* Start THE INPUT *

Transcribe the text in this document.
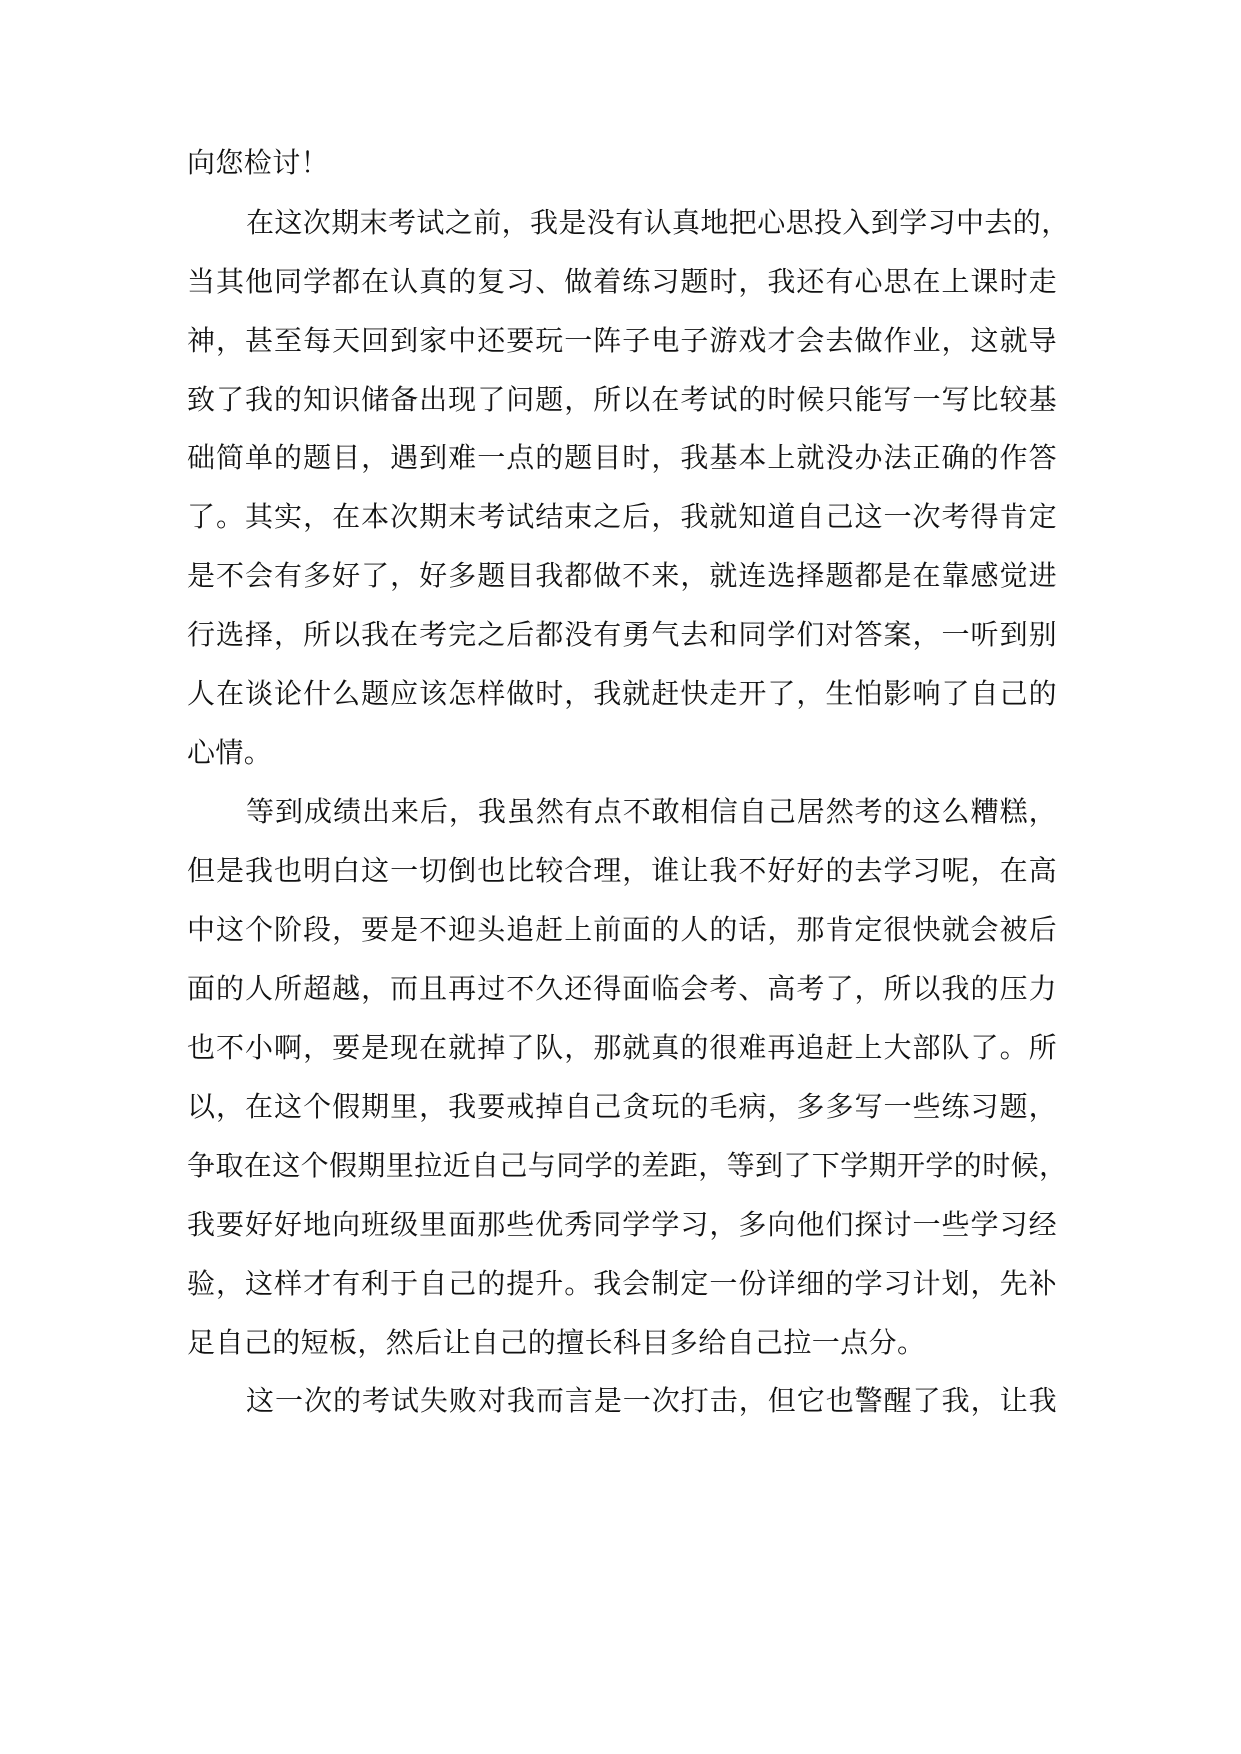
向您检讨！

在这次期末考试之前，我是没有认真地把心思投入到学习中去的，

当其他同学都在认真的复习、做着练习题时，我还有心思在上课时走

神，甚至每天回到家中还要玩一阵子电子游戏才会去做作业，这就导

致了我的知识储备出现了问题，所以在考试的时候只能写一写比较基

础简单的题目，遇到难一点的题目时，我基本上就没办法正确的作答

了。其实，在本次期末考试结束之后，我就知道自己这一次考得肯定

是不会有多好了，好多题目我都做不来，就连选择题都是在靠感觉进

行选择，所以我在考完之后都没有勇气去和同学们对答案，一听到别

人在谈论什么题应该怎样做时，我就赶快走开了，生怕影响了自己的

心情。

等到成绩出来后，我虽然有点不敢相信自己居然考的这么糟糕，

但是我也明白这一切倒也比较合理，谁让我不好好的去学习呢，在高

中这个阶段，要是不迎头追赶上前面的人的话，那肯定很快就会被后

面的人所超越，而且再过不久还得面临会考、高考了，所以我的压力

也不小啊，要是现在就掉了队，那就真的很难再追赶上大部队了。所

以，在这个假期里，我要戒掉自己贪玩的毛病，多多写一些练习题，

争取在这个假期里拉近自己与同学的差距，等到了下学期开学的时候，

我要好好地向班级里面那些优秀同学学习，多向他们探讨一些学习经

验，这样才有利于自己的提升。我会制定一份详细的学习计划，先补

足自己的短板，然后让自己的擅长科目多给自己拉一点分。

这一次的考试失败对我而言是一次打击，但它也警醒了我，让我
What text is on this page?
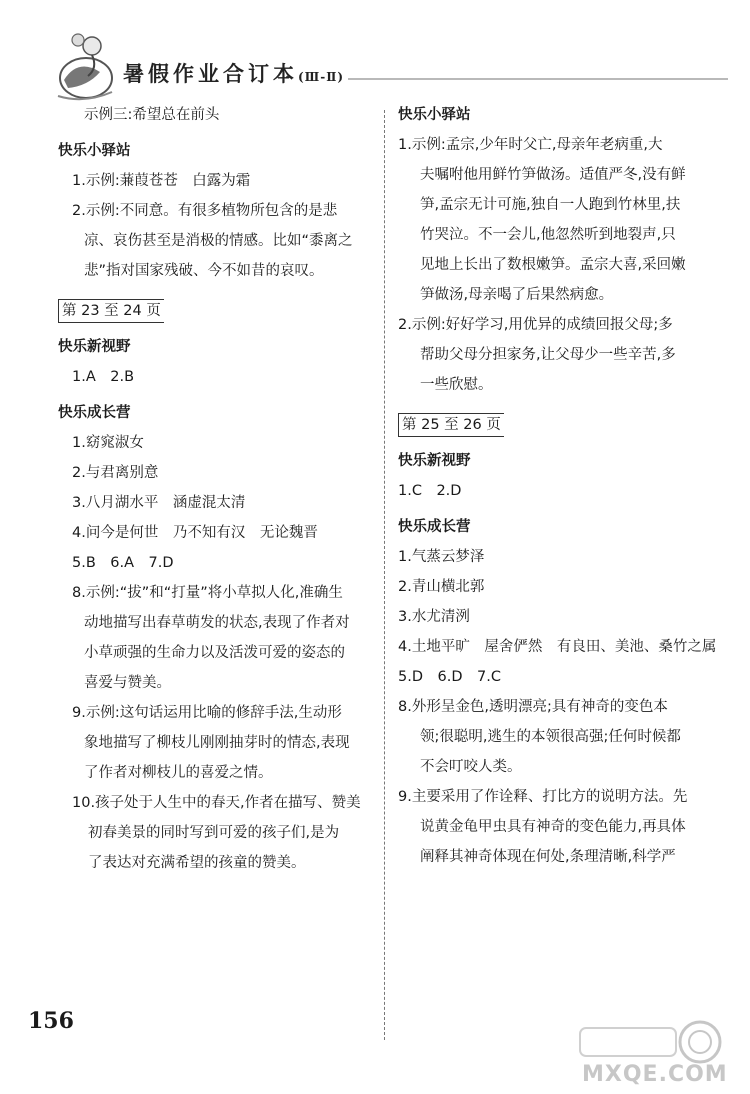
暑假作业合订本(Ⅲ-Ⅱ)
示例三:希望总在前头
快乐小驿站
1.示例:蒹葭苍苍　白露为霜
2.示例:不同意。有很多植物所包含的是悲
凉、哀伤甚至是消极的情感。比如“黍离之
悲”指对国家残破、今不如昔的哀叹。
第 23 至 24 页
快乐新视野
1.A　2.B
快乐成长营
1.窈窕淑女
2.与君离别意
3.八月湖水平　涵虚混太清
4.问今是何世　乃不知有汉　无论魏晋
5.B　6.A　7.D
8.示例:“拔”和“打量”将小草拟人化,准确生
动地描写出春草萌发的状态,表现了作者对
小草顽强的生命力以及活泼可爱的姿态的
喜爱与赞美。
9.示例:这句话运用比喻的修辞手法,生动形
象地描写了柳枝儿刚刚抽芽时的情态,表现
了作者对柳枝儿的喜爱之情。
10.孩子处于人生中的春天,作者在描写、赞美
初春美景的同时写到可爱的孩子们,是为
了表达对充满希望的孩童的赞美。
快乐小驿站
1.示例:孟宗,少年时父亡,母亲年老病重,大
夫嘱咐他用鲜竹笋做汤。适值严冬,没有鲜
笋,孟宗无计可施,独自一人跑到竹林里,扶
竹哭泣。不一会儿,他忽然听到地裂声,只
见地上长出了数根嫩笋。孟宗大喜,采回嫩
笋做汤,母亲喝了后果然病愈。
2.示例:好好学习,用优异的成绩回报父母;多
帮助父母分担家务,让父母少一些辛苦,多
一些欣慰。
第 25 至 26 页
快乐新视野
1.C　2.D
快乐成长营
1.气蒸云梦泽
2.青山横北郭
3.水尤清洌
4.土地平旷　屋舍俨然　有良田、美池、桑竹之属
5.D　6.D　7.C
8.外形呈金色,透明漂亮;具有神奇的变色本
领;很聪明,逃生的本领很高强;任何时候都
不会叮咬人类。
9.主要采用了作诠释、打比方的说明方法。先
说黄金龟甲虫具有神奇的变色能力,再具体
阐释其神奇体现在何处,条理清晰,科学严
156
MXQE.COM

* End THE INPUT *

GOAL: Work out the count of lines containing the word "this", then write only that count.

EXERCISE SOLUTION: 2